## Input for this task
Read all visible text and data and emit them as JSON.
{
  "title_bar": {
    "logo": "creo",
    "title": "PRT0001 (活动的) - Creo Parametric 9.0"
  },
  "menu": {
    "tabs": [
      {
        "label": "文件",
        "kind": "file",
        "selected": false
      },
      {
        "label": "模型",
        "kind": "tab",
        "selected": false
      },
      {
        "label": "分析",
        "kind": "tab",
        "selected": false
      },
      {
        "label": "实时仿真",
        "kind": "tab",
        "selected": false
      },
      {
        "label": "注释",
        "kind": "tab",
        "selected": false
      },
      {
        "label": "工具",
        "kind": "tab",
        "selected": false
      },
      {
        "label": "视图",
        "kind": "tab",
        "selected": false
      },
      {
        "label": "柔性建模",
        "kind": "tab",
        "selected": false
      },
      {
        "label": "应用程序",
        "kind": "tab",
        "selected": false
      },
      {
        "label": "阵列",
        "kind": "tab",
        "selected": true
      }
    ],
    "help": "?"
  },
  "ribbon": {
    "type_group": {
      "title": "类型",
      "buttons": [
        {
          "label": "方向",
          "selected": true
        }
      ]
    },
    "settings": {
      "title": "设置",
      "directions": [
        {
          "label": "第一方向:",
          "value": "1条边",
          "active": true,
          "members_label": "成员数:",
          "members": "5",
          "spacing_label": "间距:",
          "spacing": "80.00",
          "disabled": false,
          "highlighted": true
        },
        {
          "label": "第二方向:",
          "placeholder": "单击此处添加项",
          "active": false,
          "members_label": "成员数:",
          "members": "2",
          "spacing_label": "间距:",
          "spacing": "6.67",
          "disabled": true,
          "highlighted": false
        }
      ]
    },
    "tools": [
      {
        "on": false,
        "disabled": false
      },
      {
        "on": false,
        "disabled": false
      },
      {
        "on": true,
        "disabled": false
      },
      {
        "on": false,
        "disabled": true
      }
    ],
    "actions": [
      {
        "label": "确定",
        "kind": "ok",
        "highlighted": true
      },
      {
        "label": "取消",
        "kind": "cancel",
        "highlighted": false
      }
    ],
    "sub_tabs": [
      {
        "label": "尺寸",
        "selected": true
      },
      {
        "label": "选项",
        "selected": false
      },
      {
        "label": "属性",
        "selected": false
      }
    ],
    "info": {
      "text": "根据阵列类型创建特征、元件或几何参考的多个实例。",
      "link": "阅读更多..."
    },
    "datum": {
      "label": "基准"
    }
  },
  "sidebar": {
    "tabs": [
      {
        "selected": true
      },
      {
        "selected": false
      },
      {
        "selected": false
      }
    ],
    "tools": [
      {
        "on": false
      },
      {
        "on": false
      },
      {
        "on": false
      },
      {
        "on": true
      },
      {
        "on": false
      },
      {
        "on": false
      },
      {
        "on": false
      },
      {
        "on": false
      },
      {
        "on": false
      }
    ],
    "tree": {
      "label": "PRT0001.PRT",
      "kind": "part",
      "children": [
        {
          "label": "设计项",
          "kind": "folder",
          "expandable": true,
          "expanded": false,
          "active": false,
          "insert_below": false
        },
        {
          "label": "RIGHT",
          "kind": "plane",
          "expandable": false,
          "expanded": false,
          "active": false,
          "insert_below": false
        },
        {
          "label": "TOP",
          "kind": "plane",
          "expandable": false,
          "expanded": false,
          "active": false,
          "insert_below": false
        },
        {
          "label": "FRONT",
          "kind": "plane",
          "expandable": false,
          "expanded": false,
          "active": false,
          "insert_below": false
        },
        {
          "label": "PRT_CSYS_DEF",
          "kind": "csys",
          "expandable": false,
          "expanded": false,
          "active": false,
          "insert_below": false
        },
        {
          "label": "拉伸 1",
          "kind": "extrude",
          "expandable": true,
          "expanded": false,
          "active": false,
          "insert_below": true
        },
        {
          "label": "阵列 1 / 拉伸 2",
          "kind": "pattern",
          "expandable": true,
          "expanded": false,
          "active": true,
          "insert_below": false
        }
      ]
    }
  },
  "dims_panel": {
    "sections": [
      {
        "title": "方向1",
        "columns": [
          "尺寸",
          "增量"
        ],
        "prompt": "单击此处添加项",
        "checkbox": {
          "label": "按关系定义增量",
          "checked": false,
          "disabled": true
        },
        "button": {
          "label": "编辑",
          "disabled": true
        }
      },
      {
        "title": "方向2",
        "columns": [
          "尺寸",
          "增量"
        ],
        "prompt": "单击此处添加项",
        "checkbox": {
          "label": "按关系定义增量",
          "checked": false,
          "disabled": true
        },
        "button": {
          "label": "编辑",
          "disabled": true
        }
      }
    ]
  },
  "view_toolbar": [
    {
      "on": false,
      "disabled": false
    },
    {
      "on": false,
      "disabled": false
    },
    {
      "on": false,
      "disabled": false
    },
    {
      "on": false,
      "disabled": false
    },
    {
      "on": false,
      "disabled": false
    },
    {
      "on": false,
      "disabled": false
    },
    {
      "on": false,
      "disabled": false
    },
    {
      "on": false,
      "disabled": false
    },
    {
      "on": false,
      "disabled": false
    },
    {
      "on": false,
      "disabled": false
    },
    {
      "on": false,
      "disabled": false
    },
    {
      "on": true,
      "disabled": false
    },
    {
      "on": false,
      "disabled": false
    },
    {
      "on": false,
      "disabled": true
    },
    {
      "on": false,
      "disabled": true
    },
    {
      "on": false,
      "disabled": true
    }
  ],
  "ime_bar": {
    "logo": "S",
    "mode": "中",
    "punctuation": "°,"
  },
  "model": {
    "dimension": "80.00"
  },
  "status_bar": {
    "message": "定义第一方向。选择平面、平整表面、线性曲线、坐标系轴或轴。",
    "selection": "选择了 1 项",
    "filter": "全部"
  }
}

## Exercise task
What is the number of lines in the data that hold the string "text"? Answer with the number only.

## Response
2